WHAT YOU HAVE TO DO — Check every line below for the word "name" and copy each one that has it.

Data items
========================
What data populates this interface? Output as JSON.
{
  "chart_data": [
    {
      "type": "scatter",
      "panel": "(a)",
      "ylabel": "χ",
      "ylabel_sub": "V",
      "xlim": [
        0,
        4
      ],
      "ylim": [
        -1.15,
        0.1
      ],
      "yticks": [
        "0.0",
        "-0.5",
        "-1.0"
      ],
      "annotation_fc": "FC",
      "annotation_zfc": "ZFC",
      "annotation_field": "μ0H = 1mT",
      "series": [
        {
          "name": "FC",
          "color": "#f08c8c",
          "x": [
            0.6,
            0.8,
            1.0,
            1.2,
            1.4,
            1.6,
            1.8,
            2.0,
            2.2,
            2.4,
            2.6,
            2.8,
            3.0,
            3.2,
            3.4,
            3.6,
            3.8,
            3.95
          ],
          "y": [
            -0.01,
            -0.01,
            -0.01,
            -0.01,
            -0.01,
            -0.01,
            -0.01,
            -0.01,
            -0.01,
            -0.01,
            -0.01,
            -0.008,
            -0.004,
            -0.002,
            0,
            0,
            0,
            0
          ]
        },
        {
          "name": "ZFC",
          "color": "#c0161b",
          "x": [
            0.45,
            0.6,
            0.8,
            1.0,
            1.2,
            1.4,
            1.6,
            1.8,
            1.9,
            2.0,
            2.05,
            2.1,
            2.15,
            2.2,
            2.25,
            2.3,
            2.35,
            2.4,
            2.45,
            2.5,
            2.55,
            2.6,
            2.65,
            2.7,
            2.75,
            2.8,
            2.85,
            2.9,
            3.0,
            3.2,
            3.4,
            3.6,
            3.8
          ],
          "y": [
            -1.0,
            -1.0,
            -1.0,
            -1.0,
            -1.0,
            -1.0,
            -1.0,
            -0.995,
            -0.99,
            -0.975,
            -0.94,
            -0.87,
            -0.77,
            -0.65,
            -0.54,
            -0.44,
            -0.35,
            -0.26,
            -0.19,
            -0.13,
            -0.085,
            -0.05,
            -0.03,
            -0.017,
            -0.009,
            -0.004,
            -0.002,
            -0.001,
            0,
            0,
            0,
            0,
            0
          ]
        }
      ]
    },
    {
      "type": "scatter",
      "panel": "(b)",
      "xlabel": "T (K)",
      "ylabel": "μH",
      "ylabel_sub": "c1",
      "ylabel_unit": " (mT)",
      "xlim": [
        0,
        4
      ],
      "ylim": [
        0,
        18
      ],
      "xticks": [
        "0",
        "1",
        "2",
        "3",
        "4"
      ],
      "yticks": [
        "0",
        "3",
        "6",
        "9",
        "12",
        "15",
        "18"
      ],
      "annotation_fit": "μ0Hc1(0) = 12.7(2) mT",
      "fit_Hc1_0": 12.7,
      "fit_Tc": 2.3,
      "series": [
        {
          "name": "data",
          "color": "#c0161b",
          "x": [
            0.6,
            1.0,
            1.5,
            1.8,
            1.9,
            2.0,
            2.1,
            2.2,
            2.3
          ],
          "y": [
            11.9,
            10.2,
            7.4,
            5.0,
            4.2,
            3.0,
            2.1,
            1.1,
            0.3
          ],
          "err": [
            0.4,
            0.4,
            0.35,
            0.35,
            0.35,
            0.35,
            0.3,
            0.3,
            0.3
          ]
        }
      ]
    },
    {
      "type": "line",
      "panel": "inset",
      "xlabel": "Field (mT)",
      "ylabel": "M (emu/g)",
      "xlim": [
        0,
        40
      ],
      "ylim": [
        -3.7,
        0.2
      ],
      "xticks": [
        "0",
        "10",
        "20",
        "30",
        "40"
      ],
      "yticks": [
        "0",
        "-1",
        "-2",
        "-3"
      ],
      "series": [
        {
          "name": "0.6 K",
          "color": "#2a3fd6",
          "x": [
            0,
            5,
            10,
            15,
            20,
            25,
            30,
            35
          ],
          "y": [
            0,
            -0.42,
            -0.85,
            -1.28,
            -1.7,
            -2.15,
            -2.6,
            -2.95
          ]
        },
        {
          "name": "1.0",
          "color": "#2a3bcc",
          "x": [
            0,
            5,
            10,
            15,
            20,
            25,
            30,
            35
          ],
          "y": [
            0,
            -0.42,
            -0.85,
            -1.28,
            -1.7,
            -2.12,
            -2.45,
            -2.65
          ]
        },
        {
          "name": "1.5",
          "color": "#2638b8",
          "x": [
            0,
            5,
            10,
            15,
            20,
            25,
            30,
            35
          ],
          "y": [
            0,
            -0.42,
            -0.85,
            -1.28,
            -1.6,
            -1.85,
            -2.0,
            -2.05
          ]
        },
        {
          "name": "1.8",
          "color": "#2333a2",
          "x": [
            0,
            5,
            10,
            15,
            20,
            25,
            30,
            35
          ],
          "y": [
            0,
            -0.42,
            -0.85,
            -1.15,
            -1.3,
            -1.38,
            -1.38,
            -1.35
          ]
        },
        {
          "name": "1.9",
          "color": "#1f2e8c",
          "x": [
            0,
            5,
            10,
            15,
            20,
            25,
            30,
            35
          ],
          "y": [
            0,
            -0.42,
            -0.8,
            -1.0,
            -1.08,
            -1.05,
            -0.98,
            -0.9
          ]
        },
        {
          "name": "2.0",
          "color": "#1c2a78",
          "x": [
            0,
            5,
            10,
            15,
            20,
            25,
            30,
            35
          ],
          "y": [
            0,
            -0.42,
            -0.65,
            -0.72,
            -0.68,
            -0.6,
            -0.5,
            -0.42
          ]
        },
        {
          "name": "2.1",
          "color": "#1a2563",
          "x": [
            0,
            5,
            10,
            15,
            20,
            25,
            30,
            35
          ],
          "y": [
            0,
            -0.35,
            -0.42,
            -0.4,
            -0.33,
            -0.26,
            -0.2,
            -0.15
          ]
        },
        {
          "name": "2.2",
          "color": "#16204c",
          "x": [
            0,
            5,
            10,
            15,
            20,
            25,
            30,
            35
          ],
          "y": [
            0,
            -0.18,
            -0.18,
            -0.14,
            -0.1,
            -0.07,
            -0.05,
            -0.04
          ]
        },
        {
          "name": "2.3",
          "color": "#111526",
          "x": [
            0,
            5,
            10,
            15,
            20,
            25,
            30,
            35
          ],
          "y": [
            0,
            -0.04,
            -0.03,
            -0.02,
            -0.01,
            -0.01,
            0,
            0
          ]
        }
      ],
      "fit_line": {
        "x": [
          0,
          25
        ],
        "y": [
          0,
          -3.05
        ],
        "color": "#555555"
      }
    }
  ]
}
========================
ANSWER BELOW —
          "name": "FC",
          "name": "ZFC",
          "name": "data",
          "name": "0.6 K",
          "name": "1.0",
          "name": "1.5",
          "name": "1.8",
          "name": "1.9",
          "name": "2.0",
          "name": "2.1",
          "name": "2.2",
          "name": "2.3",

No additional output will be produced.